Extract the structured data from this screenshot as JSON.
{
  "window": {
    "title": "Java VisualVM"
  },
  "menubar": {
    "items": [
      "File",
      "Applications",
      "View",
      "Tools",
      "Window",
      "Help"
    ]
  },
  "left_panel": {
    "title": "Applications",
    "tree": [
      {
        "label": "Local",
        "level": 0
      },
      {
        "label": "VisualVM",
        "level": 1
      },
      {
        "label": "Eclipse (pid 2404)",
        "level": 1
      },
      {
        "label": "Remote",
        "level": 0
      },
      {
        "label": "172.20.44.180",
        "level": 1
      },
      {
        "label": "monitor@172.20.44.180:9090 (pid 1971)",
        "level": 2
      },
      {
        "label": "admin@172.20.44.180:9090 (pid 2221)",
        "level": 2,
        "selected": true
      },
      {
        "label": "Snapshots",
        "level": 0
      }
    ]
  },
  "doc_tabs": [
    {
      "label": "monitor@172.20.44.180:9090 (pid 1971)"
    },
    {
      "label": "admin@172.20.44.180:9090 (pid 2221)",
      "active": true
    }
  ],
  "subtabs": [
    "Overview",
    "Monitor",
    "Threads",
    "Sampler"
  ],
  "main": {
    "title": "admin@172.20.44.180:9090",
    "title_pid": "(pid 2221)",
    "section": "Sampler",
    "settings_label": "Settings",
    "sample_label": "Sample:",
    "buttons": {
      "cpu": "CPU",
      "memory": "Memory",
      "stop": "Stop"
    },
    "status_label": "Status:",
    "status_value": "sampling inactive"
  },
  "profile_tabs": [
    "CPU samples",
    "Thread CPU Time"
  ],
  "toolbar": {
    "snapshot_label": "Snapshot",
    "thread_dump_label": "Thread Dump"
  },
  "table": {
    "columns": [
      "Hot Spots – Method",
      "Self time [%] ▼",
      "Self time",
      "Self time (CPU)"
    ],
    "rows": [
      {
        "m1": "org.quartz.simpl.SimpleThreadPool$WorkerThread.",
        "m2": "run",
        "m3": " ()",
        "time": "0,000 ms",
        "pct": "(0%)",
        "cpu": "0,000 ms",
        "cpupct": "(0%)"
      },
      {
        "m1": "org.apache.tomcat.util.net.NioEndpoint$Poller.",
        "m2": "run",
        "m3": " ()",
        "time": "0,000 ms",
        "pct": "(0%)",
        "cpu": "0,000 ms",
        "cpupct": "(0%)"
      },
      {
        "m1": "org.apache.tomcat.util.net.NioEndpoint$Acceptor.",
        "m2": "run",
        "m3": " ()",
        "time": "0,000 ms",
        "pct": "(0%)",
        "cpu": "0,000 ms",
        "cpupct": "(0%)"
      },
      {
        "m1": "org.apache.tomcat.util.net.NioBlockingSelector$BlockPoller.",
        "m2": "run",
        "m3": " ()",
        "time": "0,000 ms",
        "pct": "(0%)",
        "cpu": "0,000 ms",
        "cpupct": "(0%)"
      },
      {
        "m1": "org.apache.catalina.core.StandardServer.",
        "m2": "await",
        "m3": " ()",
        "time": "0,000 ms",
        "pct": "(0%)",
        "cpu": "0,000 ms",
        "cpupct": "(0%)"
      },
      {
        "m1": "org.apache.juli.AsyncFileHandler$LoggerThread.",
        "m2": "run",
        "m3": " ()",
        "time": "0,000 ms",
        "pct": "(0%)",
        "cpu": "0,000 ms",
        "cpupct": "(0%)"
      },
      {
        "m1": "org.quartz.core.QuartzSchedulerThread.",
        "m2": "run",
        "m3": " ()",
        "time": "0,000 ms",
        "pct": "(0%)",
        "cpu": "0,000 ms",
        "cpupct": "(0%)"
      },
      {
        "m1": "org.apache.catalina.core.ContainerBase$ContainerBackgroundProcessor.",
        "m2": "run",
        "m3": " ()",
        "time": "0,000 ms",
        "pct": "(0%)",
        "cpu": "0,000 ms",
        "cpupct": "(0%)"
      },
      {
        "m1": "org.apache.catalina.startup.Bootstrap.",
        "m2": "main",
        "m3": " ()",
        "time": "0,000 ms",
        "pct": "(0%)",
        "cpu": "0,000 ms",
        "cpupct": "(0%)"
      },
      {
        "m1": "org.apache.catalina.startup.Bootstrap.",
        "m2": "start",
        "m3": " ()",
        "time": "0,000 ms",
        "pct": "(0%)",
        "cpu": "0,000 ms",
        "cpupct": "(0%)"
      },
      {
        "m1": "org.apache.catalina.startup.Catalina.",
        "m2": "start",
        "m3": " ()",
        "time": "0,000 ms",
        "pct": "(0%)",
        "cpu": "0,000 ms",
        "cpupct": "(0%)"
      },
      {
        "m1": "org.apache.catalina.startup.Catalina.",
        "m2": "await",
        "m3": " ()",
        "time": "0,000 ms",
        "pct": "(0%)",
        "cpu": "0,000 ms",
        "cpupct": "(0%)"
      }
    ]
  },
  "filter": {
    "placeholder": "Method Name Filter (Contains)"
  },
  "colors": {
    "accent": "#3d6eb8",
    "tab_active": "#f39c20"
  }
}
================================
• _What is needed_: Return the lines of the records that include the string "VisualVM".

• _Solution for this task_:
    "title": "Java VisualVM"
        "label": "VisualVM",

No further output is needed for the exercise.